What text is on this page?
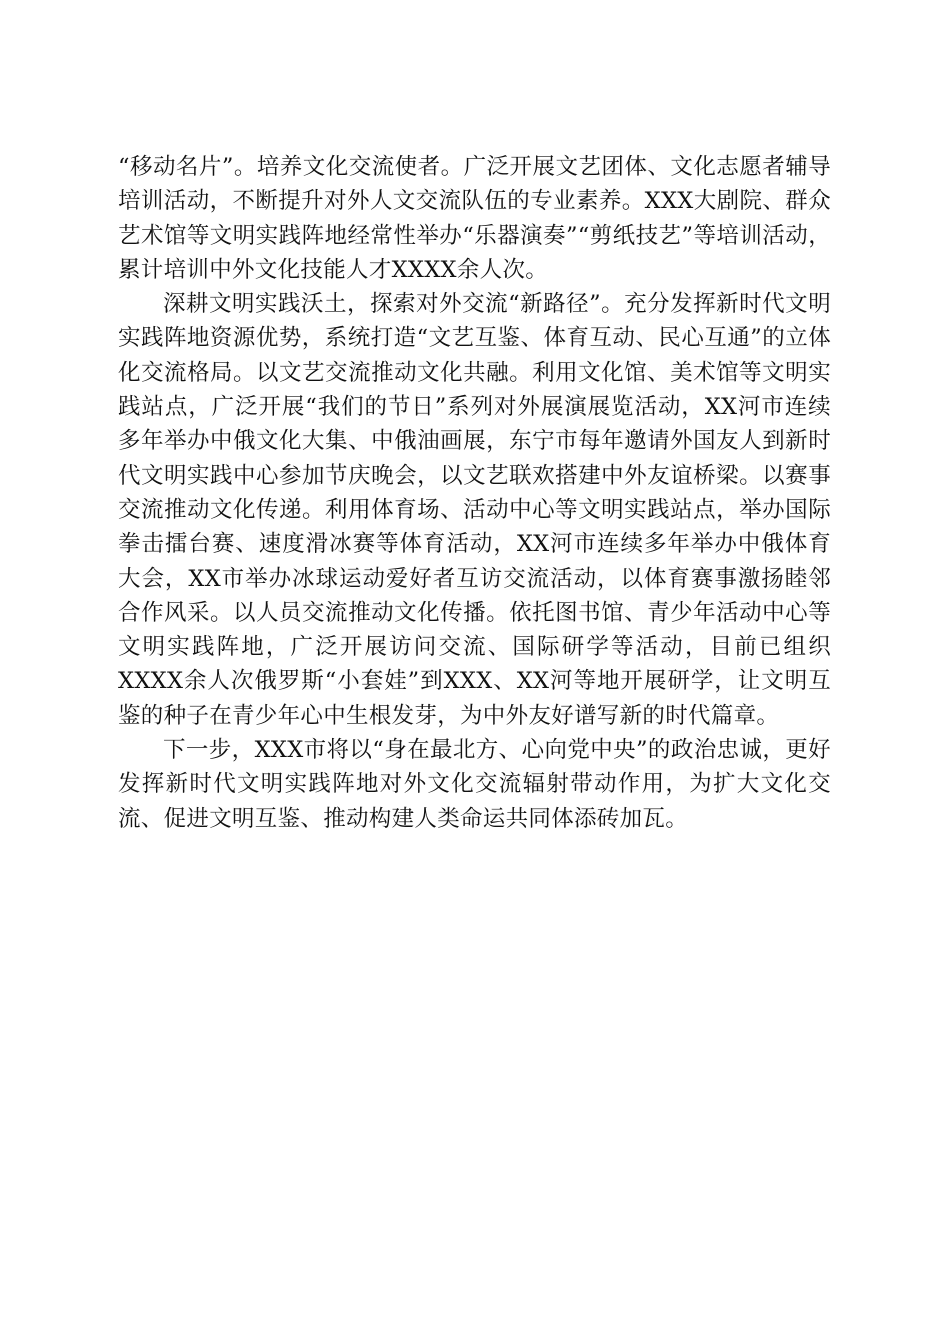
“移动名片”。培养文化交流使者。广泛开展文艺团体、文化志愿者辅导培训活动，不断提升对外人文交流队伍的专业素养。XXX大剧院、群众艺术馆等文明实践阵地经常性举办“乐器演奏”“剪纸技艺”等培训活动，累计培训中外文化技能人才XXXX余人次。

深耕文明实践沃土，探索对外交流“新路径”。充分发挥新时代文明实践阵地资源优势，系统打造“文艺互鉴、体育互动、民心互通”的立体化交流格局。以文艺交流推动文化共融。利用文化馆、美术馆等文明实践站点，广泛开展“我们的节日”系列对外展演展览活动，XX河市连续多年举办中俄文化大集、中俄油画展，东宁市每年邀请外国友人到新时代文明实践中心参加节庆晚会，以文艺联欢搭建中外友谊桥梁。以赛事交流推动文化传递。利用体育场、活动中心等文明实践站点，举办国际拳击擂台赛、速度滑冰赛等体育活动，XX河市连续多年举办中俄体育大会，XX市举办冰球运动爱好者互访交流活动，以体育赛事激扬睦邻合作风采。以人员交流推动文化传播。依托图书馆、青少年活动中心等文明实践阵地，广泛开展访问交流、国际研学等活动，目前已组织XXXX余人次俄罗斯“小套娃”到XXX、XX河等地开展研学，让文明互鉴的种子在青少年心中生根发芽，为中外友好谱写新的时代篇章。

下一步，XXX市将以“身在最北方、心向党中央”的政治忠诚，更好发挥新时代文明实践阵地对外文化交流辐射带动作用，为扩大文化交流、促进文明互鉴、推动构建人类命运共同体添砖加瓦。
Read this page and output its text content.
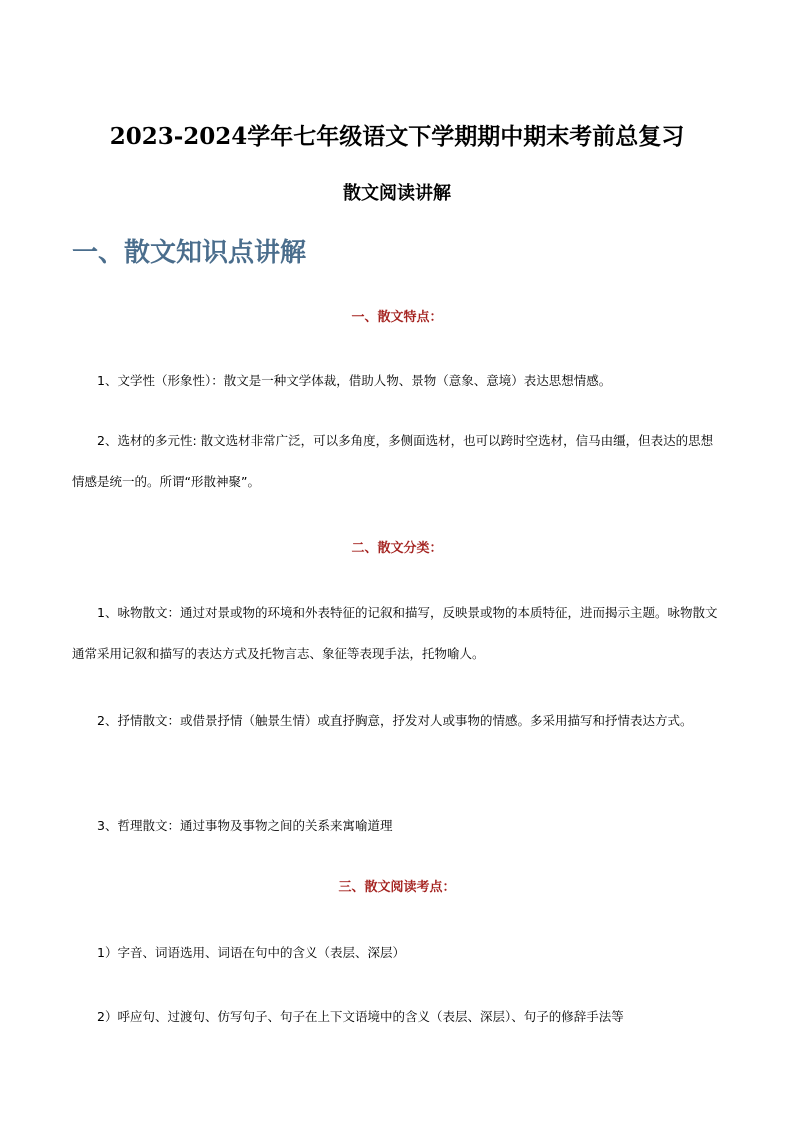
2023-2024学年七年级语文下学期期中期末考前总复习
散文阅读讲解
一、散文知识点讲解
一、散文特点：
1、文学性（形象性）：散文是一种文学体裁，借助人物、景物（意象、意境）表达思想情感。
2、选材的多元性: 散文选材非常广泛，可以多角度，多侧面选材，也可以跨时空选材，信马由缰，但表达的思想情感是统一的。所谓“形散神聚”。
二、散文分类：
1、咏物散文：通过对景或物的环境和外表特征的记叙和描写，反映景或物的本质特征，进而揭示主题。咏物散文通常采用记叙和描写的表达方式及托物言志、象征等表现手法，托物喻人。
2、抒情散文：或借景抒情（触景生情）或直抒胸意，抒发对人或事物的情感。多采用描写和抒情表达方式。
3、哲理散文：通过事物及事物之间的关系来寓喻道理
三、散文阅读考点：
1）字音、词语选用、词语在句中的含义（表层、深层）
2）呼应句、过渡句、仿写句子、句子在上下文语境中的含义（表层、深层）、句子的修辞手法等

__Exercise instructions__: Omit each picture, then return all of the listing exactly as it stands.

__The solution__:
What text is on this page?
“移动名片”。培养文化交流使者。广泛开展文艺团体、文化志愿者辅导培训活动，不断提升对外人文交流队伍的专业素养。XXX大剧院、群众艺术馆等文明实践阵地经常性举办“乐器演奏”“剪纸技艺”等培训活动，累计培训中外文化技能人才XXXX余人次。

深耕文明实践沃土，探索对外交流“新路径”。充分发挥新时代文明实践阵地资源优势，系统打造“文艺互鉴、体育互动、民心互通”的立体化交流格局。以文艺交流推动文化共融。利用文化馆、美术馆等文明实践站点，广泛开展“我们的节日”系列对外展演展览活动，XX河市连续多年举办中俄文化大集、中俄油画展，东宁市每年邀请外国友人到新时代文明实践中心参加节庆晚会，以文艺联欢搭建中外友谊桥梁。以赛事交流推动文化传递。利用体育场、活动中心等文明实践站点，举办国际拳击擂台赛、速度滑冰赛等体育活动，XX河市连续多年举办中俄体育大会，XX市举办冰球运动爱好者互访交流活动，以体育赛事激扬睦邻合作风采。以人员交流推动文化传播。依托图书馆、青少年活动中心等文明实践阵地，广泛开展访问交流、国际研学等活动，目前已组织XXXX余人次俄罗斯“小套娃”到XXX、XX河等地开展研学，让文明互鉴的种子在青少年心中生根发芽，为中外友好谱写新的时代篇章。

下一步，XXX市将以“身在最北方、心向党中央”的政治忠诚，更好发挥新时代文明实践阵地对外文化交流辐射带动作用，为扩大文化交流、促进文明互鉴、推动构建人类命运共同体添砖加瓦。
Read this page and output its text content.
2023-2024学年七年级语文下学期期中期末考前总复习
散文阅读讲解
一、散文知识点讲解
一、散文特点：
1、文学性（形象性）：散文是一种文学体裁，借助人物、景物（意象、意境）表达思想情感。
2、选材的多元性: 散文选材非常广泛，可以多角度，多侧面选材，也可以跨时空选材，信马由缰，但表达的思想情感是统一的。所谓“形散神聚”。
二、散文分类：
1、咏物散文：通过对景或物的环境和外表特征的记叙和描写，反映景或物的本质特征，进而揭示主题。咏物散文通常采用记叙和描写的表达方式及托物言志、象征等表现手法，托物喻人。
2、抒情散文：或借景抒情（触景生情）或直抒胸意，抒发对人或事物的情感。多采用描写和抒情表达方式。
3、哲理散文：通过事物及事物之间的关系来寓喻道理
三、散文阅读考点：
1）字音、词语选用、词语在句中的含义（表层、深层）
2）呼应句、过渡句、仿写句子、句子在上下文语境中的含义（表层、深层）、句子的修辞手法等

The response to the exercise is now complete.